The exercise >> Restate the records that follow word for word; no pictures should appear.

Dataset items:
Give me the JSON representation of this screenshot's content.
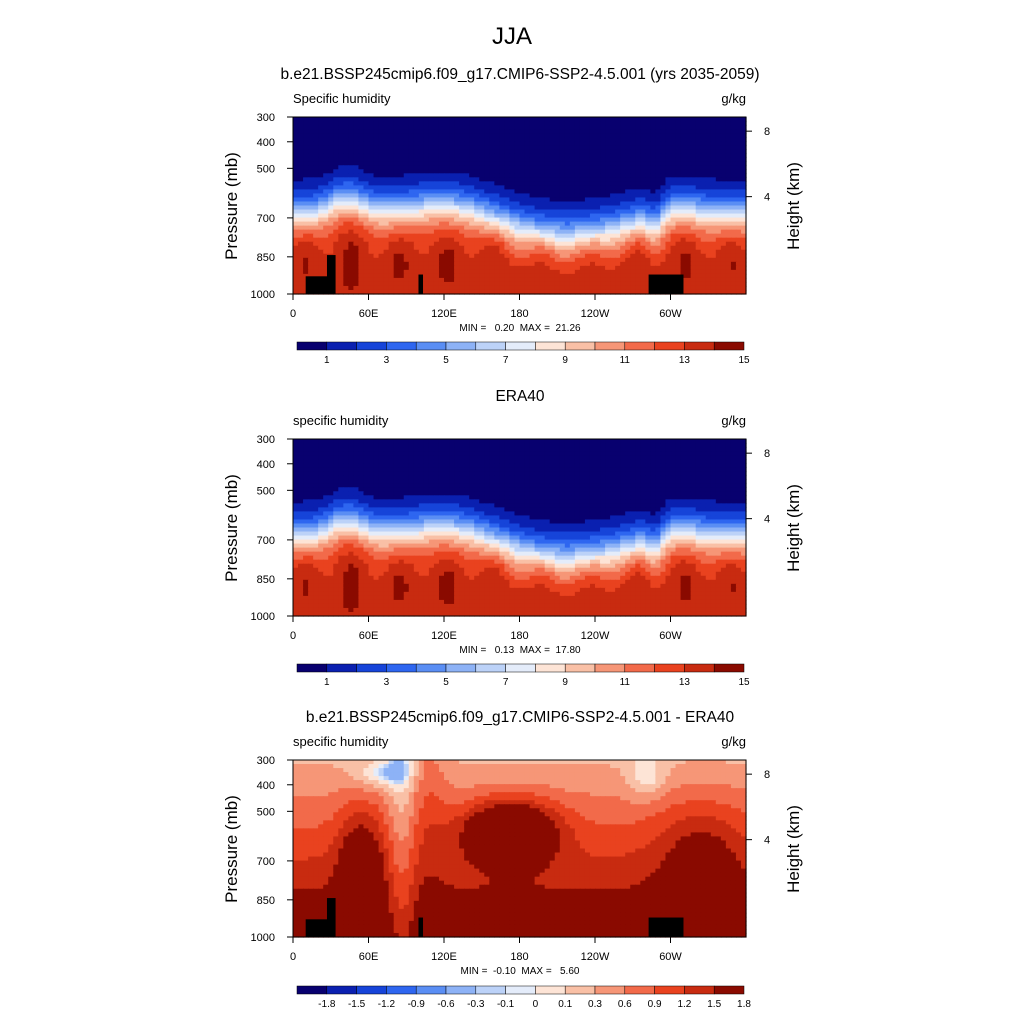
{
  "figure": {
    "title": "JJA"
  },
  "chart_data": [
    {
      "type": "heatmap",
      "title": "b.e21.BSSP245cmip6.f09_g17.CMIP6-SSP2-4.5.001 (yrs 2035-2059)",
      "left_label": "Specific humidity",
      "units": "g/kg",
      "ylabel": "Pressure (mb)",
      "y2label": "Height (km)",
      "yticks": [
        "300",
        "400",
        "500",
        "700",
        "850",
        "1000"
      ],
      "y2ticks": [
        "8",
        "4"
      ],
      "xticks": [
        "0",
        "60E",
        "120E",
        "180",
        "120W",
        "60W"
      ],
      "stats": "MIN =   0.20  MAX =  21.26",
      "colorbar_labels": [
        "1",
        "3",
        "5",
        "7",
        "9",
        "11",
        "13",
        "15"
      ],
      "field": "humidity",
      "terrain": true
    },
    {
      "type": "heatmap",
      "title": "ERA40",
      "left_label": "specific humidity",
      "units": "g/kg",
      "ylabel": "Pressure (mb)",
      "y2label": "Height (km)",
      "yticks": [
        "300",
        "400",
        "500",
        "700",
        "850",
        "1000"
      ],
      "y2ticks": [
        "8",
        "4"
      ],
      "xticks": [
        "0",
        "60E",
        "120E",
        "180",
        "120W",
        "60W"
      ],
      "stats": "MIN =   0.13  MAX =  17.80",
      "colorbar_labels": [
        "1",
        "3",
        "5",
        "7",
        "9",
        "11",
        "13",
        "15"
      ],
      "field": "humidity",
      "terrain": false
    },
    {
      "type": "heatmap",
      "title": "b.e21.BSSP245cmip6.f09_g17.CMIP6-SSP2-4.5.001 - ERA40",
      "left_label": "specific humidity",
      "units": "g/kg",
      "ylabel": "Pressure (mb)",
      "y2label": "Height (km)",
      "yticks": [
        "300",
        "400",
        "500",
        "700",
        "850",
        "1000"
      ],
      "y2ticks": [
        "8",
        "4"
      ],
      "xticks": [
        "0",
        "60E",
        "120E",
        "180",
        "120W",
        "60W"
      ],
      "stats": "MIN =  -0.10  MAX =   5.60",
      "colorbar_labels": [
        "-1.8",
        "-1.5",
        "-1.2",
        "-0.9",
        "-0.6",
        "-0.3",
        "-0.1",
        "0",
        "0.1",
        "0.3",
        "0.6",
        "0.9",
        "1.2",
        "1.5",
        "1.8"
      ],
      "field": "difference",
      "terrain": true
    }
  ],
  "palette": [
    "#08006f",
    "#0a20b0",
    "#1644d9",
    "#2e66f0",
    "#5a8ef4",
    "#8db2f6",
    "#bcd2f8",
    "#e4ecfa",
    "#fde4d6",
    "#f9c0a6",
    "#f69677",
    "#f26a4a",
    "#e9421f",
    "#c82b10",
    "#8a0a00"
  ]
}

Solution to the exercise >>
Give me the JSON representation of this screenshot's content.
{
  "figure": {
    "title": "JJA"
  },
  "chart_data": [
    {
      "type": "heatmap",
      "title": "b.e21.BSSP245cmip6.f09_g17.CMIP6-SSP2-4.5.001 (yrs 2035-2059)",
      "left_label": "Specific humidity",
      "units": "g/kg",
      "ylabel": "Pressure (mb)",
      "y2label": "Height (km)",
      "yticks": [
        "300",
        "400",
        "500",
        "700",
        "850",
        "1000"
      ],
      "y2ticks": [
        "8",
        "4"
      ],
      "xticks": [
        "0",
        "60E",
        "120E",
        "180",
        "120W",
        "60W"
      ],
      "stats": "MIN =   0.20  MAX =  21.26",
      "colorbar_labels": [
        "1",
        "3",
        "5",
        "7",
        "9",
        "11",
        "13",
        "15"
      ],
      "field": "humidity",
      "terrain": true
    },
    {
      "type": "heatmap",
      "title": "ERA40",
      "left_label": "specific humidity",
      "units": "g/kg",
      "ylabel": "Pressure (mb)",
      "y2label": "Height (km)",
      "yticks": [
        "300",
        "400",
        "500",
        "700",
        "850",
        "1000"
      ],
      "y2ticks": [
        "8",
        "4"
      ],
      "xticks": [
        "0",
        "60E",
        "120E",
        "180",
        "120W",
        "60W"
      ],
      "stats": "MIN =   0.13  MAX =  17.80",
      "colorbar_labels": [
        "1",
        "3",
        "5",
        "7",
        "9",
        "11",
        "13",
        "15"
      ],
      "field": "humidity",
      "terrain": false
    },
    {
      "type": "heatmap",
      "title": "b.e21.BSSP245cmip6.f09_g17.CMIP6-SSP2-4.5.001 - ERA40",
      "left_label": "specific humidity",
      "units": "g/kg",
      "ylabel": "Pressure (mb)",
      "y2label": "Height (km)",
      "yticks": [
        "300",
        "400",
        "500",
        "700",
        "850",
        "1000"
      ],
      "y2ticks": [
        "8",
        "4"
      ],
      "xticks": [
        "0",
        "60E",
        "120E",
        "180",
        "120W",
        "60W"
      ],
      "stats": "MIN =  -0.10  MAX =   5.60",
      "colorbar_labels": [
        "-1.8",
        "-1.5",
        "-1.2",
        "-0.9",
        "-0.6",
        "-0.3",
        "-0.1",
        "0",
        "0.1",
        "0.3",
        "0.6",
        "0.9",
        "1.2",
        "1.5",
        "1.8"
      ],
      "field": "difference",
      "terrain": true
    }
  ],
  "palette": [
    "#08006f",
    "#0a20b0",
    "#1644d9",
    "#2e66f0",
    "#5a8ef4",
    "#8db2f6",
    "#bcd2f8",
    "#e4ecfa",
    "#fde4d6",
    "#f9c0a6",
    "#f69677",
    "#f26a4a",
    "#e9421f",
    "#c82b10",
    "#8a0a00"
  ]
}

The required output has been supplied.